> **What to work on**: Copy all the data exactly, except the pictures.

Collected data entries

** start **

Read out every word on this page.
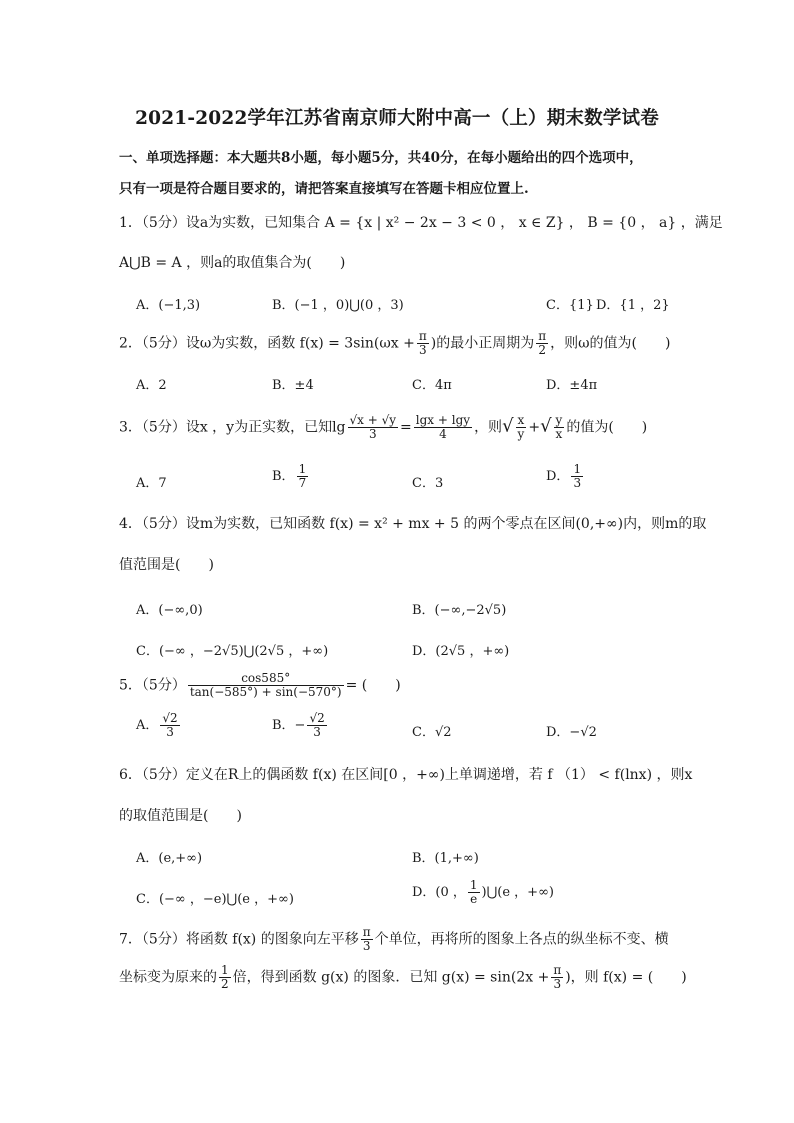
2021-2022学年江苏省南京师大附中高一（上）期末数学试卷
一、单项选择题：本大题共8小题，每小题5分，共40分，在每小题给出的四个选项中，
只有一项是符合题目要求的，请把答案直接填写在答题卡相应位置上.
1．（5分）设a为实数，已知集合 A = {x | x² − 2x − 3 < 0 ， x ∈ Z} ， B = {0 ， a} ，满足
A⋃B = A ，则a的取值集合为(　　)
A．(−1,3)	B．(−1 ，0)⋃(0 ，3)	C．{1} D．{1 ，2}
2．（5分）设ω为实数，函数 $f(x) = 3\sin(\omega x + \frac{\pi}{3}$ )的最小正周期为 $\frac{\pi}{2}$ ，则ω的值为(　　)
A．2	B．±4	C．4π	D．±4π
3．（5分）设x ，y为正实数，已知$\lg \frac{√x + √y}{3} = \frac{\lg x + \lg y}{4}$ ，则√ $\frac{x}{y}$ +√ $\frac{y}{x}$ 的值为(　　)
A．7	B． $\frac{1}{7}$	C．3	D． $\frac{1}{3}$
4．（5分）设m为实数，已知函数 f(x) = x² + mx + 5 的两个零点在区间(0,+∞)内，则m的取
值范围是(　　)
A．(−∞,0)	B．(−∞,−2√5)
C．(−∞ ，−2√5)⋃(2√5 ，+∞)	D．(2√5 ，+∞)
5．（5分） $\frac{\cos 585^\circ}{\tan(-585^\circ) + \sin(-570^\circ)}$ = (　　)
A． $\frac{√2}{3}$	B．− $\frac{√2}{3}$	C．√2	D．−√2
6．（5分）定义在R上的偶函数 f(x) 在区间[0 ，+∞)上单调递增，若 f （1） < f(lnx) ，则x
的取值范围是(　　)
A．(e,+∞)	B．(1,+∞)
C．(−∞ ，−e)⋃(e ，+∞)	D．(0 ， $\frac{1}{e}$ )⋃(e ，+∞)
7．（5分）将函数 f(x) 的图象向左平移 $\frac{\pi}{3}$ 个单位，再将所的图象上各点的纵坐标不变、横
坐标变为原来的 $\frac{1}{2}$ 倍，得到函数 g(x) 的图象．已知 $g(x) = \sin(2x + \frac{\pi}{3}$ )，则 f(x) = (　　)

** end **

> **Output of the task**:
Read out every word on this page.
2021-2022学年江苏省南京师大附中高一（上）期末数学试卷
一、单项选择题：本大题共8小题，每小题5分，共40分，在每小题给出的四个选项中，
只有一项是符合题目要求的，请把答案直接填写在答题卡相应位置上.
1．（5分）设a为实数，已知集合 A = {x | x² − 2x − 3 < 0 ， x ∈ Z} ， B = {0 ， a} ，满足
A⋃B = A ，则a的取值集合为(　　)
A．(−1,3)	B．(−1 ，0)⋃(0 ，3)	C．{1} D．{1 ，2}
2．（5分）设ω为实数，函数 $f(x) = 3\sin(\omega x + \frac{\pi}{3}$ )的最小正周期为 $\frac{\pi}{2}$ ，则ω的值为(　　)
A．2	B．±4	C．4π	D．±4π
3．（5分）设x ，y为正实数，已知$\lg \frac{√x + √y}{3} = \frac{\lg x + \lg y}{4}$ ，则√ $\frac{x}{y}$ +√ $\frac{y}{x}$ 的值为(　　)
A．7	B． $\frac{1}{7}$	C．3	D． $\frac{1}{3}$
4．（5分）设m为实数，已知函数 f(x) = x² + mx + 5 的两个零点在区间(0,+∞)内，则m的取
值范围是(　　)
A．(−∞,0)	B．(−∞,−2√5)
C．(−∞ ，−2√5)⋃(2√5 ，+∞)	D．(2√5 ，+∞)
5．（5分） $\frac{\cos 585^\circ}{\tan(-585^\circ) + \sin(-570^\circ)}$ = (　　)
A． $\frac{√2}{3}$	B．− $\frac{√2}{3}$	C．√2	D．−√2
6．（5分）定义在R上的偶函数 f(x) 在区间[0 ，+∞)上单调递增，若 f （1） < f(lnx) ，则x
的取值范围是(　　)
A．(e,+∞)	B．(1,+∞)
C．(−∞ ，−e)⋃(e ，+∞)	D．(0 ， $\frac{1}{e}$ )⋃(e ，+∞)
7．（5分）将函数 f(x) 的图象向左平移 $\frac{\pi}{3}$ 个单位，再将所的图象上各点的纵坐标不变、横
坐标变为原来的 $\frac{1}{2}$ 倍，得到函数 g(x) 的图象．已知 $g(x) = \sin(2x + \frac{\pi}{3}$ )，则 f(x) = (　　)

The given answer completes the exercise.